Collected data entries
==============================
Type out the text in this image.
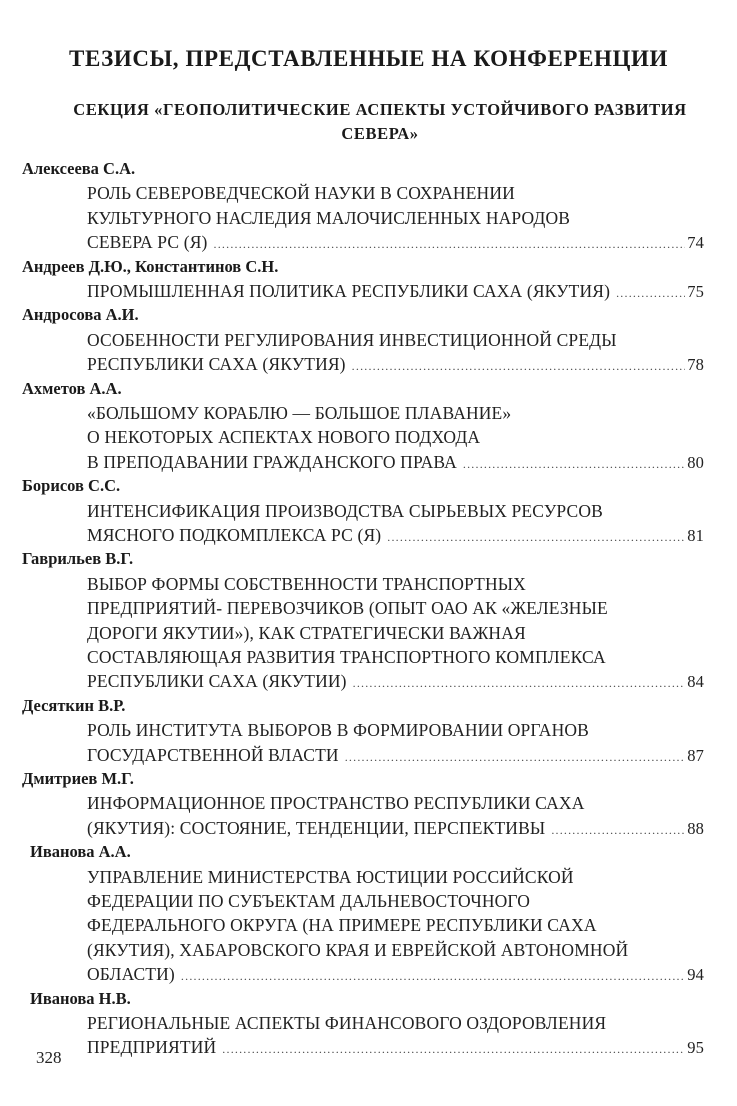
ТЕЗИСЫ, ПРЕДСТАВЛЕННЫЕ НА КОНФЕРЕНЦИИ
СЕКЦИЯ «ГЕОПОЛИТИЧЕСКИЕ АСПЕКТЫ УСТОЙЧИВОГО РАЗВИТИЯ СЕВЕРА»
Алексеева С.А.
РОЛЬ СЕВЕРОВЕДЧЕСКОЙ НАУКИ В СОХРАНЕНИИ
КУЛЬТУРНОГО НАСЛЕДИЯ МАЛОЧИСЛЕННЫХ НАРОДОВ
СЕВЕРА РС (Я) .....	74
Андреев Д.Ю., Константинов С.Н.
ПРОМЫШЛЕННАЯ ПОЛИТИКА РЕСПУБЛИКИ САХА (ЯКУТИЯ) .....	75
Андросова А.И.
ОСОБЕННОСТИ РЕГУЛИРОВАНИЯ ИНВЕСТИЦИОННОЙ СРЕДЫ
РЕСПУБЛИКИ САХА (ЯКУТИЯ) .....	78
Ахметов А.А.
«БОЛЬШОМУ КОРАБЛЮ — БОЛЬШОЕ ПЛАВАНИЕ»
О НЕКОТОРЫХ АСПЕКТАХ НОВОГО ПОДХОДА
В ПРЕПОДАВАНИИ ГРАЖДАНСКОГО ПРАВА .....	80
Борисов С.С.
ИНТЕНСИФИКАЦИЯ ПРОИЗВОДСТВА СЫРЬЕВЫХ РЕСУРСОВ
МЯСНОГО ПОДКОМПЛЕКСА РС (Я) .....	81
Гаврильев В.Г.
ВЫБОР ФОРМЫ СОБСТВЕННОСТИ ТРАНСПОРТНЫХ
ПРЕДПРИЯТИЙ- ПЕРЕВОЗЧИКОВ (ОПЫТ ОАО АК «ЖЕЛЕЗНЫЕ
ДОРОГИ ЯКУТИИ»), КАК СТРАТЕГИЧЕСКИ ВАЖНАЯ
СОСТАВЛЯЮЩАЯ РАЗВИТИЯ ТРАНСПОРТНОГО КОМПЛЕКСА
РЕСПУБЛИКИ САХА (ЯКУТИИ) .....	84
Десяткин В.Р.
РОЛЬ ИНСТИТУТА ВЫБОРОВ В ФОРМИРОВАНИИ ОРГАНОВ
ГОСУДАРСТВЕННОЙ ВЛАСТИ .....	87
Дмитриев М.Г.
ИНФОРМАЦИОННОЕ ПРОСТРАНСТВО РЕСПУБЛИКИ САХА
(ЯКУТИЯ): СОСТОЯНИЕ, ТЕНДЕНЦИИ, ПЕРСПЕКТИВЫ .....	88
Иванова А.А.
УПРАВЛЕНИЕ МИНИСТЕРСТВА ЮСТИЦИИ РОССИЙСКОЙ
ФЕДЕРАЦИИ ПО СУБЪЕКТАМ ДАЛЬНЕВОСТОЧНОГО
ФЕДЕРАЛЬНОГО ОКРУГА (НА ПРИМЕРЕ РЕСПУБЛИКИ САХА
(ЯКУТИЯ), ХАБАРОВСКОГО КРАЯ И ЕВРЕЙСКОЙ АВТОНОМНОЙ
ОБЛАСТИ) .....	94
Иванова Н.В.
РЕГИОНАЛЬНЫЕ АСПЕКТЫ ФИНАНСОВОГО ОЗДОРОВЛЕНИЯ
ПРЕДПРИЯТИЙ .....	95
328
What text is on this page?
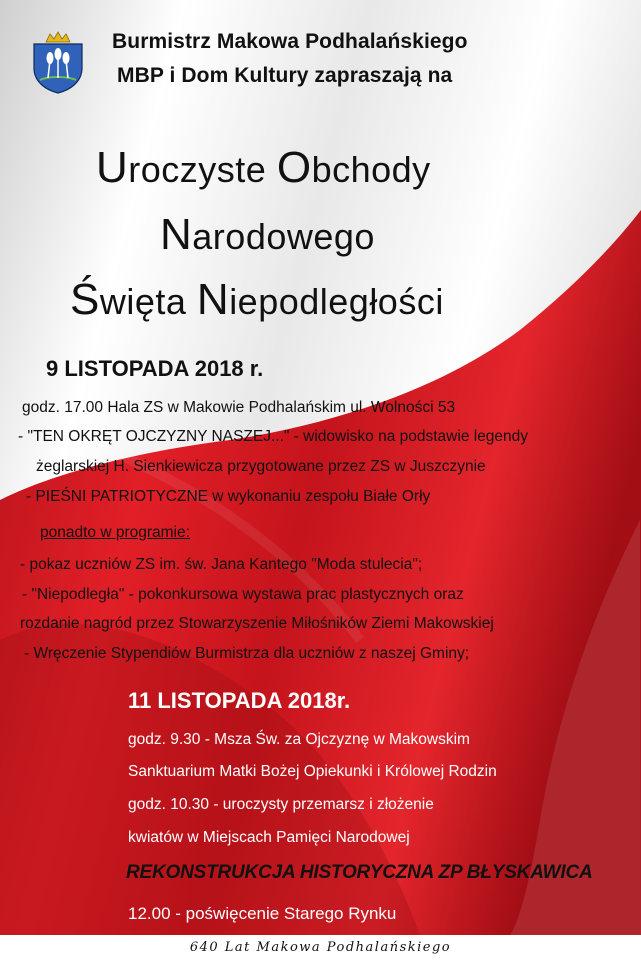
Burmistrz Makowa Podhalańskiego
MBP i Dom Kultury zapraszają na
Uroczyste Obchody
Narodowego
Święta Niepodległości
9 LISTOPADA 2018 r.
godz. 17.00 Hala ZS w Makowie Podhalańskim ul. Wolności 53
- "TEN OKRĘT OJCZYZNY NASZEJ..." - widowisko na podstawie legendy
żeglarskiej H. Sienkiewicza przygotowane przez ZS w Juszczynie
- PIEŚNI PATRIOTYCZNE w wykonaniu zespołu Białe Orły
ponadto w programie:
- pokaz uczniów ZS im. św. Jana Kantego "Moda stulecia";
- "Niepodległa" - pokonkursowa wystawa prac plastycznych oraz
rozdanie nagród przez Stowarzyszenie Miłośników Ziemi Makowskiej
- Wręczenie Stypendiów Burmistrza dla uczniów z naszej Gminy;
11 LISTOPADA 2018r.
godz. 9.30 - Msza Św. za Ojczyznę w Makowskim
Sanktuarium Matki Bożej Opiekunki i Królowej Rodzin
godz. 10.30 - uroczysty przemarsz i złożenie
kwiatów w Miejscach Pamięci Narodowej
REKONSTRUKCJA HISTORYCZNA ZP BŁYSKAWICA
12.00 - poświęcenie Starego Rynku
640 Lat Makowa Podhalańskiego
==============================
→ GIVEN INSTRUCTION
Search the listing for the string "ЯКУТИИ". Copy each line where it turns up.

→ SOLVED PROBLEM
ДОРОГИ ЯКУТИИ»), КАК СТРАТЕГИЧЕСКИ ВАЖНАЯ
РЕСПУБЛИКИ САХА (ЯКУТИИ) .....	84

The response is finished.